:: Goal ::
Reproduce each of the lines word for word.

:: Data ::
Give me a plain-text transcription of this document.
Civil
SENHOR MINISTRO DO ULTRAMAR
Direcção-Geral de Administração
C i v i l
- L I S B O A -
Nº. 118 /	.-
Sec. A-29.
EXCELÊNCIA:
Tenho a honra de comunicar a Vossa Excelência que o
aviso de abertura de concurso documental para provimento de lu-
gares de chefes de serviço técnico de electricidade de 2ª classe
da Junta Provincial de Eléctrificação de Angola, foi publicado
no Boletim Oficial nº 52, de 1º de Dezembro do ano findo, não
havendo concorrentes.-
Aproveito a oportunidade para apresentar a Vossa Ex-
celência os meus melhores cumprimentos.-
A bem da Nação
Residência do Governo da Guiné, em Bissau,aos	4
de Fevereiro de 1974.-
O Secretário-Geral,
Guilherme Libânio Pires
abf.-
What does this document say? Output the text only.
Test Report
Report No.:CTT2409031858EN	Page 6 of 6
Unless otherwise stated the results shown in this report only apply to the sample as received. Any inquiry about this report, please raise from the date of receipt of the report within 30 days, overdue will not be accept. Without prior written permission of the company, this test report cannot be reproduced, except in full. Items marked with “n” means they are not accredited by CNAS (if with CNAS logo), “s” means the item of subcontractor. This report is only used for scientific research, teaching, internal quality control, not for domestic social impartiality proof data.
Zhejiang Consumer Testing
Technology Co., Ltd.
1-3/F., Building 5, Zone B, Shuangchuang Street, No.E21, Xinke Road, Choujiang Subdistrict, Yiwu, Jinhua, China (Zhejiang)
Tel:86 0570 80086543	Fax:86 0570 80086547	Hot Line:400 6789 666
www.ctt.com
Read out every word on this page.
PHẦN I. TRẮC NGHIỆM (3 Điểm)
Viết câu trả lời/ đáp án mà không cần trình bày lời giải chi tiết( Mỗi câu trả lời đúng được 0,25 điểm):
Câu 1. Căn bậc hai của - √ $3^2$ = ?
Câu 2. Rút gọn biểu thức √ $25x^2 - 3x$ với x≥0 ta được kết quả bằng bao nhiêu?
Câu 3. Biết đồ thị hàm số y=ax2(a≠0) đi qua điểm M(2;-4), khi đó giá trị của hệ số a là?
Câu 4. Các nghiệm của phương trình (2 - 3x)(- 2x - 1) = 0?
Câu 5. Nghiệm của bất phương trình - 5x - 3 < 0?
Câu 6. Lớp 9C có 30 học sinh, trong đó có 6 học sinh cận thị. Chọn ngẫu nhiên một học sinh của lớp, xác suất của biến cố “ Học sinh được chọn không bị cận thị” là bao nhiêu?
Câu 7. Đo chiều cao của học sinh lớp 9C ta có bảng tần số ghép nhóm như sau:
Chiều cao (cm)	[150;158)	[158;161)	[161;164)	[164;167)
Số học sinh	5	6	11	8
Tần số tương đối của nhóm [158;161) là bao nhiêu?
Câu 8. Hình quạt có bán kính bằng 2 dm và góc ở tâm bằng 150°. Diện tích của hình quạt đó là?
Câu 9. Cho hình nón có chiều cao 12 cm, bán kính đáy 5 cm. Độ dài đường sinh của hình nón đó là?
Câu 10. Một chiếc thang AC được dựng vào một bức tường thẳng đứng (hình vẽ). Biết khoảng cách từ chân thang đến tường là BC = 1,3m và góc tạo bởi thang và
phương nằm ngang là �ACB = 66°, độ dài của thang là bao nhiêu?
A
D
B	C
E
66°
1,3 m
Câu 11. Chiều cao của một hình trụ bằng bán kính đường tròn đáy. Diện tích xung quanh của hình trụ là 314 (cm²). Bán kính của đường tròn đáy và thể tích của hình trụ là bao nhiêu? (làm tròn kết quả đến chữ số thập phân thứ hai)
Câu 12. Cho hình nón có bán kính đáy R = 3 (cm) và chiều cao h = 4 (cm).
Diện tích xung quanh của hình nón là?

:: Full response ::
Give me a plain-text transcription of this document.
Civil
SENHOR MINISTRO DO ULTRAMAR
Direcção-Geral de Administração
C i v i l
- L I S B O A -
Nº. 118 /	.-
Sec. A-29.
EXCELÊNCIA:
Tenho a honra de comunicar a Vossa Excelência que o
aviso de abertura de concurso documental para provimento de lu-
gares de chefes de serviço técnico de electricidade de 2ª classe
da Junta Provincial de Eléctrificação de Angola, foi publicado
no Boletim Oficial nº 52, de 1º de Dezembro do ano findo, não
havendo concorrentes.-
Aproveito a oportunidade para apresentar a Vossa Ex-
celência os meus melhores cumprimentos.-
A bem da Nação
Residência do Governo da Guiné, em Bissau,aos	4
de Fevereiro de 1974.-
O Secretário-Geral,
Guilherme Libânio Pires
abf.-
What does this document say? Output the text only.
Test Report
Report No.:CTT2409031858EN	Page 6 of 6
Unless otherwise stated the results shown in this report only apply to the sample as received. Any inquiry about this report, please raise from the date of receipt of the report within 30 days, overdue will not be accept. Without prior written permission of the company, this test report cannot be reproduced, except in full. Items marked with “n” means they are not accredited by CNAS (if with CNAS logo), “s” means the item of subcontractor. This report is only used for scientific research, teaching, internal quality control, not for domestic social impartiality proof data.
Zhejiang Consumer Testing
Technology Co., Ltd.
1-3/F., Building 5, Zone B, Shuangchuang Street, No.E21, Xinke Road, Choujiang Subdistrict, Yiwu, Jinhua, China (Zhejiang)
Tel:86 0570 80086543	Fax:86 0570 80086547	Hot Line:400 6789 666
www.ctt.com
Read out every word on this page.
PHẦN I. TRẮC NGHIỆM (3 Điểm)
Viết câu trả lời/ đáp án mà không cần trình bày lời giải chi tiết( Mỗi câu trả lời đúng được 0,25 điểm):
Câu 1. Căn bậc hai của - √ $3^2$ = ?
Câu 2. Rút gọn biểu thức √ $25x^2 - 3x$ với x≥0 ta được kết quả bằng bao nhiêu?
Câu 3. Biết đồ thị hàm số y=ax2(a≠0) đi qua điểm M(2;-4), khi đó giá trị của hệ số a là?
Câu 4. Các nghiệm của phương trình (2 - 3x)(- 2x - 1) = 0?
Câu 5. Nghiệm của bất phương trình - 5x - 3 < 0?
Câu 6. Lớp 9C có 30 học sinh, trong đó có 6 học sinh cận thị. Chọn ngẫu nhiên một học sinh của lớp, xác suất của biến cố “ Học sinh được chọn không bị cận thị” là bao nhiêu?
Câu 7. Đo chiều cao của học sinh lớp 9C ta có bảng tần số ghép nhóm như sau:
Chiều cao (cm)	[150;158)	[158;161)	[161;164)	[164;167)
Số học sinh	5	6	11	8
Tần số tương đối của nhóm [158;161) là bao nhiêu?
Câu 8. Hình quạt có bán kính bằng 2 dm và góc ở tâm bằng 150°. Diện tích của hình quạt đó là?
Câu 9. Cho hình nón có chiều cao 12 cm, bán kính đáy 5 cm. Độ dài đường sinh của hình nón đó là?
Câu 10. Một chiếc thang AC được dựng vào một bức tường thẳng đứng (hình vẽ). Biết khoảng cách từ chân thang đến tường là BC = 1,3m và góc tạo bởi thang và
phương nằm ngang là �ACB = 66°, độ dài của thang là bao nhiêu?
A
D
B	C
E
66°
1,3 m
Câu 11. Chiều cao của một hình trụ bằng bán kính đường tròn đáy. Diện tích xung quanh của hình trụ là 314 (cm²). Bán kính của đường tròn đáy và thể tích của hình trụ là bao nhiêu? (làm tròn kết quả đến chữ số thập phân thứ hai)
Câu 12. Cho hình nón có bán kính đáy R = 3 (cm) và chiều cao h = 4 (cm).
Diện tích xung quanh của hình nón là?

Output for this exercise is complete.